## [RECORDS SUPPLIED]

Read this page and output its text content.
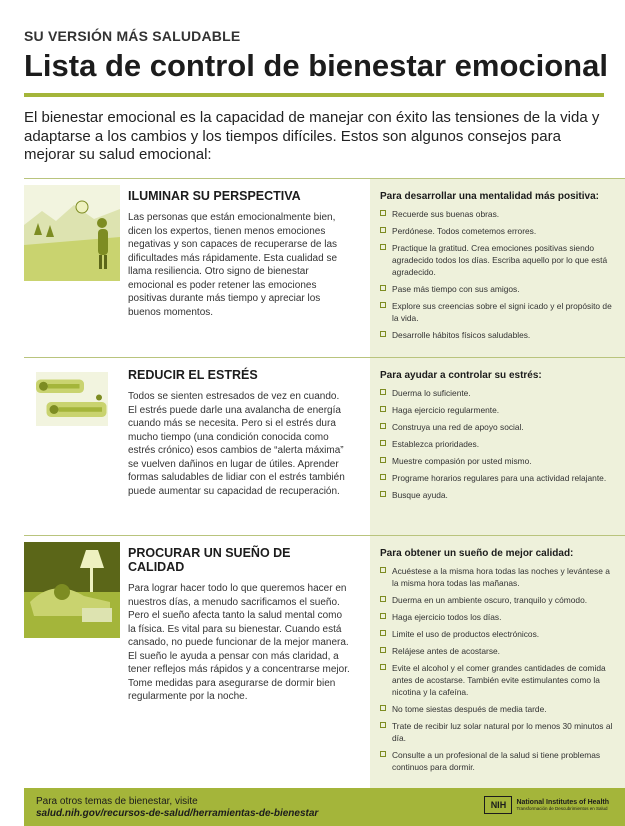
SU VERSIÓN MÁS SALUDABLE
Lista de control de bienestar emocional
El bienestar emocional es la capacidad de manejar con éxito las tensiones de la vida y adaptarse a los cambios y los tiempos difíciles. Estos son algunos consejos para mejorar su salud emocional:
ILUMINAR SU PERSPECTIVA
Las personas que están emocionalmente bien, dicen los expertos, tienen menos emociones negativas y son capaces de recuperarse de las dificultades más rápidamente. Esta cualidad se llama resiliencia. Otro signo de bienestar emocional es poder retener las emociones positivas durante más tiempo y apreciar los buenos momentos.
Para desarrollar una mentalidad más positiva:
Recuerde sus buenas obras.
Perdónese. Todos cometemos errores.
Practique la gratitud. Crea emociones positivas siendo agradecido todos los días. Escriba aquello por lo que está agradecido.
Pase más tiempo con sus amigos.
Explore sus creencias sobre el signi icado y el propósito de la vida.
Desarrolle hábitos físicos saludables.
REDUCIR EL ESTRÉS
Todos se sienten estresados de vez en cuando. El estrés puede darle una avalancha de energía cuando más se necesita. Pero si el estrés dura mucho tiempo (una condición conocida como estrés crónico) esos cambios de “alerta máxima” se vuelven dañinos en lugar de útiles. Aprender formas saludables de lidiar con el estrés también puede aumentar su capacidad de recuperación.
Para ayudar a controlar su estrés:
Duerma lo suficiente.
Haga ejercicio regularmente.
Construya una red de apoyo social.
Establezca prioridades.
Muestre compasión por usted mismo.
Programe horarios regulares para una actividad relajante.
Busque ayuda.
PROCURAR UN SUEÑO DE CALIDAD
Para lograr hacer todo lo que queremos hacer en nuestros días, a menudo sacrificamos el sueño. Pero el sueño afecta tanto la salud mental como la física. Es vital para su bienestar. Cuando está cansado, no puede funcionar de la mejor manera. El sueño le ayuda a pensar con más claridad, a tener reflejos más rápidos y a concentrarse mejor. Tome medidas para asegurarse de dormir bien regularmente por la noche.
Para obtener un sueño de mejor calidad:
Acuéstese a la misma hora todas las noches y levántese a la misma hora todas las mañanas.
Duerma en un ambiente oscuro, tranquilo y cómodo.
Haga ejercicio todos los días.
Limite el uso de productos electrónicos.
Relájese antes de acostarse.
Evite el alcohol y el comer grandes cantidades de comida antes de acostarse. También evite estimulantes como la nicotina y la cafeína.
No tome siestas después de media tarde.
Trate de recibir luz solar natural por lo menos 30 minutos al día.
Consulte a un profesional de la salud si tiene problemas continuos para dormir.
Para otros temas de bienestar, visite
salud.nih.gov/recursos-de-salud/herramientas-de-bienestar
NIH	National Institutes of Health
Transformación de Descubrimientos en Salud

## [DO THIS]
Copy out all of the material exactly as written, without its pictures.

## [FULL RESPONSE]
Read this page and output its text content.
SU VERSIÓN MÁS SALUDABLE
Lista de control de bienestar emocional
El bienestar emocional es la capacidad de manejar con éxito las tensiones de la vida y adaptarse a los cambios y los tiempos difíciles. Estos son algunos consejos para mejorar su salud emocional:
ILUMINAR SU PERSPECTIVA
Las personas que están emocionalmente bien, dicen los expertos, tienen menos emociones negativas y son capaces de recuperarse de las dificultades más rápidamente. Esta cualidad se llama resiliencia. Otro signo de bienestar emocional es poder retener las emociones positivas durante más tiempo y apreciar los buenos momentos.
Para desarrollar una mentalidad más positiva:
Recuerde sus buenas obras.
Perdónese. Todos cometemos errores.
Practique la gratitud. Crea emociones positivas siendo agradecido todos los días. Escriba aquello por lo que está agradecido.
Pase más tiempo con sus amigos.
Explore sus creencias sobre el signi icado y el propósito de la vida.
Desarrolle hábitos físicos saludables.
REDUCIR EL ESTRÉS
Todos se sienten estresados de vez en cuando. El estrés puede darle una avalancha de energía cuando más se necesita. Pero si el estrés dura mucho tiempo (una condición conocida como estrés crónico) esos cambios de “alerta máxima” se vuelven dañinos en lugar de útiles. Aprender formas saludables de lidiar con el estrés también puede aumentar su capacidad de recuperación.
Para ayudar a controlar su estrés:
Duerma lo suficiente.
Haga ejercicio regularmente.
Construya una red de apoyo social.
Establezca prioridades.
Muestre compasión por usted mismo.
Programe horarios regulares para una actividad relajante.
Busque ayuda.
PROCURAR UN SUEÑO DE CALIDAD
Para lograr hacer todo lo que queremos hacer en nuestros días, a menudo sacrificamos el sueño. Pero el sueño afecta tanto la salud mental como la física. Es vital para su bienestar. Cuando está cansado, no puede funcionar de la mejor manera. El sueño le ayuda a pensar con más claridad, a tener reflejos más rápidos y a concentrarse mejor. Tome medidas para asegurarse de dormir bien regularmente por la noche.
Para obtener un sueño de mejor calidad:
Acuéstese a la misma hora todas las noches y levántese a la misma hora todas las mañanas.
Duerma en un ambiente oscuro, tranquilo y cómodo.
Haga ejercicio todos los días.
Limite el uso de productos electrónicos.
Relájese antes de acostarse.
Evite el alcohol y el comer grandes cantidades de comida antes de acostarse. También evite estimulantes como la nicotina y la cafeína.
No tome siestas después de media tarde.
Trate de recibir luz solar natural por lo menos 30 minutos al día.
Consulte a un profesional de la salud si tiene problemas continuos para dormir.
Para otros temas de bienestar, visite
salud.nih.gov/recursos-de-salud/herramientas-de-bienestar
NIH	National Institutes of Health
Transformación de Descubrimientos en Salud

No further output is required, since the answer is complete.